» Exercise goal: Search the material below for the string "Advisors" and extract each line that has it.
=-=-=
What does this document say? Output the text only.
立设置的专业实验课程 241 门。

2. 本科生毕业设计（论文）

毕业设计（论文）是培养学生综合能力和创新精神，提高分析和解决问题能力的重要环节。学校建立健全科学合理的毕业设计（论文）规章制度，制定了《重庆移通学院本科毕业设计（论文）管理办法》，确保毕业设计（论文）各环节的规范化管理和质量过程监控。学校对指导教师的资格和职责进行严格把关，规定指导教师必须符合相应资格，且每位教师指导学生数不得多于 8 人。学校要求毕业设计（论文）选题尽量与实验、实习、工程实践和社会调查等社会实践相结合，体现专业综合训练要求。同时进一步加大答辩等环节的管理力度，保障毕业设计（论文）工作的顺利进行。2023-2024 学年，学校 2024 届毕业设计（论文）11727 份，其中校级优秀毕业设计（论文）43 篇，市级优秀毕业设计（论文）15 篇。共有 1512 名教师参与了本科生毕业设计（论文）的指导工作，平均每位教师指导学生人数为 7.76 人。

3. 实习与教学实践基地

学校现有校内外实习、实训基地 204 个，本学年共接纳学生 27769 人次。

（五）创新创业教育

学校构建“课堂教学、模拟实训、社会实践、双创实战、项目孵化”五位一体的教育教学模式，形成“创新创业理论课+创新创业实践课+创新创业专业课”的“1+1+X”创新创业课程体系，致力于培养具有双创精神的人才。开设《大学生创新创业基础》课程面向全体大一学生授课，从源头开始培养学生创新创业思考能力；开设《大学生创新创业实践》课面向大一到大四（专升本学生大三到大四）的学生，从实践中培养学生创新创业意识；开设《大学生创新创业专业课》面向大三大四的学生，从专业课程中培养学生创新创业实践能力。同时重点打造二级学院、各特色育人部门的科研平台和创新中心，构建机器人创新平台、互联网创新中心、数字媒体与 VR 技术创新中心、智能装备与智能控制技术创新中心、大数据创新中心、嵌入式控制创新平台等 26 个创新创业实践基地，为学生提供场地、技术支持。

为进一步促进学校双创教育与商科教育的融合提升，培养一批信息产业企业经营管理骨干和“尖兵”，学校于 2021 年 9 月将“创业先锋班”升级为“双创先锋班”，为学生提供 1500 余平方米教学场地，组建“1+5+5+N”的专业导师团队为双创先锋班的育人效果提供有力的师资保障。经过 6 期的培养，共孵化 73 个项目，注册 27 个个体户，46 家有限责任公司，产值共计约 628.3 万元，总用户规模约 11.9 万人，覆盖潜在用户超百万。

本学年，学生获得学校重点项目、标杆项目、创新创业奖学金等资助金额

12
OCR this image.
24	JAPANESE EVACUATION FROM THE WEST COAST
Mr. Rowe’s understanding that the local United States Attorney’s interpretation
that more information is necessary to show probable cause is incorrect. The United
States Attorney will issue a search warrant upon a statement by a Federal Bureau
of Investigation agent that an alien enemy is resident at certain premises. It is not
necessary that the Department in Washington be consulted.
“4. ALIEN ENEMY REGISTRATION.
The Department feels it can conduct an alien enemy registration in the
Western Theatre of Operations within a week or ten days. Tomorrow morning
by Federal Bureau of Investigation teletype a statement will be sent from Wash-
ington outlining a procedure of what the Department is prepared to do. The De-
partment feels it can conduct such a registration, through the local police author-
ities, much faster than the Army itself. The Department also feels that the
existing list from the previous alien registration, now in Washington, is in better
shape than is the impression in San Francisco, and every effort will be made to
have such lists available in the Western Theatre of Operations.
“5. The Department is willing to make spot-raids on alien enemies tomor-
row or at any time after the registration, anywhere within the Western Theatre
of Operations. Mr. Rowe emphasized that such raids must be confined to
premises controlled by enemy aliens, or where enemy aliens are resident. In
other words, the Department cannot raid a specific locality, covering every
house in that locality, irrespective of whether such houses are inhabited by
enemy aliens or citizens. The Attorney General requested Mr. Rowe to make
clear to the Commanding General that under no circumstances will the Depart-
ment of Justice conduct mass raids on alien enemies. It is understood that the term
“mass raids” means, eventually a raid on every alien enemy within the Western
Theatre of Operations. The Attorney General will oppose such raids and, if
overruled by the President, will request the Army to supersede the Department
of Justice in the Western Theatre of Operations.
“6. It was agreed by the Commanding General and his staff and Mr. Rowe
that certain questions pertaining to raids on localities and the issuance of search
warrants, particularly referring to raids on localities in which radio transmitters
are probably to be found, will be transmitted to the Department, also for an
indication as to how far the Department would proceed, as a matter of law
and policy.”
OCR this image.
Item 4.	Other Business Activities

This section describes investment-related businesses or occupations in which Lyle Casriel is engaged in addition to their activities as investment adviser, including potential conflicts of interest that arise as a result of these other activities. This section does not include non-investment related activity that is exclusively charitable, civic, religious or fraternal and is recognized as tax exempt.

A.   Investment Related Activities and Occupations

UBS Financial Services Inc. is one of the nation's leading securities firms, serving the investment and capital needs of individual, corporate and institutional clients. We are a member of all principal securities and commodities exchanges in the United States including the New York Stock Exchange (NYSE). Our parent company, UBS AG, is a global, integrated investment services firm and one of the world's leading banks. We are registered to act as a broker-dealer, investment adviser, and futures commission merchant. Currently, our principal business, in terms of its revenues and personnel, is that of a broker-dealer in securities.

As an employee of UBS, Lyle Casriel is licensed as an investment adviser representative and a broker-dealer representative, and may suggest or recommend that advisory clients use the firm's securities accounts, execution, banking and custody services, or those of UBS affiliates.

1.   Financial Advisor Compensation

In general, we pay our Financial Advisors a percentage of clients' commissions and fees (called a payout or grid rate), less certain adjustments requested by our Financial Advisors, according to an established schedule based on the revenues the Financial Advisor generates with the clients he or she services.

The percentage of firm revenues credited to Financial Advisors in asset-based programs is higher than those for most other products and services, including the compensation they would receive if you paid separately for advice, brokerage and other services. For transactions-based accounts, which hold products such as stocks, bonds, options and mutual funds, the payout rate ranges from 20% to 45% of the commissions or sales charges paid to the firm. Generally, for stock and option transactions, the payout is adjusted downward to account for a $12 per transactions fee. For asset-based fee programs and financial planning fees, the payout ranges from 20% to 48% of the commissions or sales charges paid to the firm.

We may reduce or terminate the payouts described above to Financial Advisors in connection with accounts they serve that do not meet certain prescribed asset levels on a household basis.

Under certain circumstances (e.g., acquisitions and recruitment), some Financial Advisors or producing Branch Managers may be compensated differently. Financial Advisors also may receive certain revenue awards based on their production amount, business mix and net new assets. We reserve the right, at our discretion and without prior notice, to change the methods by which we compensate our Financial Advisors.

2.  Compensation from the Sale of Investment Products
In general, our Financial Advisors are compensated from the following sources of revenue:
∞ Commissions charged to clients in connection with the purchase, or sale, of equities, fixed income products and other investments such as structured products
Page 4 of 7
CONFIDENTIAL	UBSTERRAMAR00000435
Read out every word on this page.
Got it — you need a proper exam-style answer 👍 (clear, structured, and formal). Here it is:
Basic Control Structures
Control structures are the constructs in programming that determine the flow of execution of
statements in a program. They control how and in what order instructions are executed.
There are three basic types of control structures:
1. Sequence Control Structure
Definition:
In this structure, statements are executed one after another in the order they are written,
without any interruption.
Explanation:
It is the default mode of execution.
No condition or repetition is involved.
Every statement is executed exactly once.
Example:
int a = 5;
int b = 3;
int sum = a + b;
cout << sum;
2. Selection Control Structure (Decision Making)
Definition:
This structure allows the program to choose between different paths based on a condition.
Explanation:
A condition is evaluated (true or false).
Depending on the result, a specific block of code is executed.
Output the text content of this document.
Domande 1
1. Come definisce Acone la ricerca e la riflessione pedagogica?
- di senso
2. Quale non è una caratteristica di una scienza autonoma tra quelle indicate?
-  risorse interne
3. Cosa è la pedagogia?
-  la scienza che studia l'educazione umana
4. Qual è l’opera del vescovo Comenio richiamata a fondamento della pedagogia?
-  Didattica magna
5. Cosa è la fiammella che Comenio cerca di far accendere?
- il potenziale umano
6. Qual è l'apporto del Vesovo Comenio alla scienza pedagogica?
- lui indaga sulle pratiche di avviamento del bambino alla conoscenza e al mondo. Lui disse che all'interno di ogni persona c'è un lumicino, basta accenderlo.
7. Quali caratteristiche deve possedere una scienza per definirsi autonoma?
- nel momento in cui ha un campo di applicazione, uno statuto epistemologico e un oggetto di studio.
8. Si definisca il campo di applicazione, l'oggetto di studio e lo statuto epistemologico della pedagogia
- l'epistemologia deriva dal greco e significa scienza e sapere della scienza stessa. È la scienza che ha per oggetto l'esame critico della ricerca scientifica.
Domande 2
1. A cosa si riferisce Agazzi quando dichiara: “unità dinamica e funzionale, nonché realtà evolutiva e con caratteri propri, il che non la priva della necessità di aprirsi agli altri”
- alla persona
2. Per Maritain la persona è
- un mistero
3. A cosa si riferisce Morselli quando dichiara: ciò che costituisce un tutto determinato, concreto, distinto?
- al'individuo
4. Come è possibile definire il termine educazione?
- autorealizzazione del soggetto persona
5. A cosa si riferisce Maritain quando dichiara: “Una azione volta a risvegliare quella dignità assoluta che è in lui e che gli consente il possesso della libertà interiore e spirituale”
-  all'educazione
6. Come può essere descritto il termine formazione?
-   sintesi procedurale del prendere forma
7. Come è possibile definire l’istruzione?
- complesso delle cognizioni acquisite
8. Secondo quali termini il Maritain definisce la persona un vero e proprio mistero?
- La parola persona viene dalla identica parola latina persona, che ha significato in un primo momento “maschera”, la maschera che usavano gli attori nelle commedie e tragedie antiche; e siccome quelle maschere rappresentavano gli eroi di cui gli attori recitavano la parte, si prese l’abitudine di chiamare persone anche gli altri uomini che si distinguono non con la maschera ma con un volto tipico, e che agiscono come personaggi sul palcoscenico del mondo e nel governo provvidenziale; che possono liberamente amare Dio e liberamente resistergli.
=-=-=
» Final answer:
In general, we pay our Financial Advisors a percentage of clients' commissions and fees (called a payout or grid rate), less certain adjustments requested by our Financial Advisors, according to an established schedule based on the revenues the Financial Advisor generates with the clients he or she services.
The percentage of firm revenues credited to Financial Advisors in asset-based programs is higher than those for most other products and services, including the compensation they would receive if you paid separately for advice, brokerage and other services. For transactions-based accounts, which hold products such as stocks, bonds, options and mutual funds, the payout rate ranges from 20% to 45% of the commissions or sales charges paid to the firm. Generally, for stock and option transactions, the payout is adjusted downward to account for a $12 per transactions fee. For asset-based fee programs and financial planning fees, the payout ranges from 20% to 48% of the commissions or sales charges paid to the firm.
We may reduce or terminate the payouts described above to Financial Advisors in connection with accounts they serve that do not meet certain prescribed asset levels on a household basis.
Under certain circumstances (e.g., acquisitions and recruitment), some Financial Advisors or producing Branch Managers may be compensated differently. Financial Advisors also may receive certain revenue awards based on their production amount, business mix and net new assets. We reserve the right, at our discretion and without prior notice, to change the methods by which we compensate our Financial Advisors.
In general, our Financial Advisors are compensated from the following sources of revenue:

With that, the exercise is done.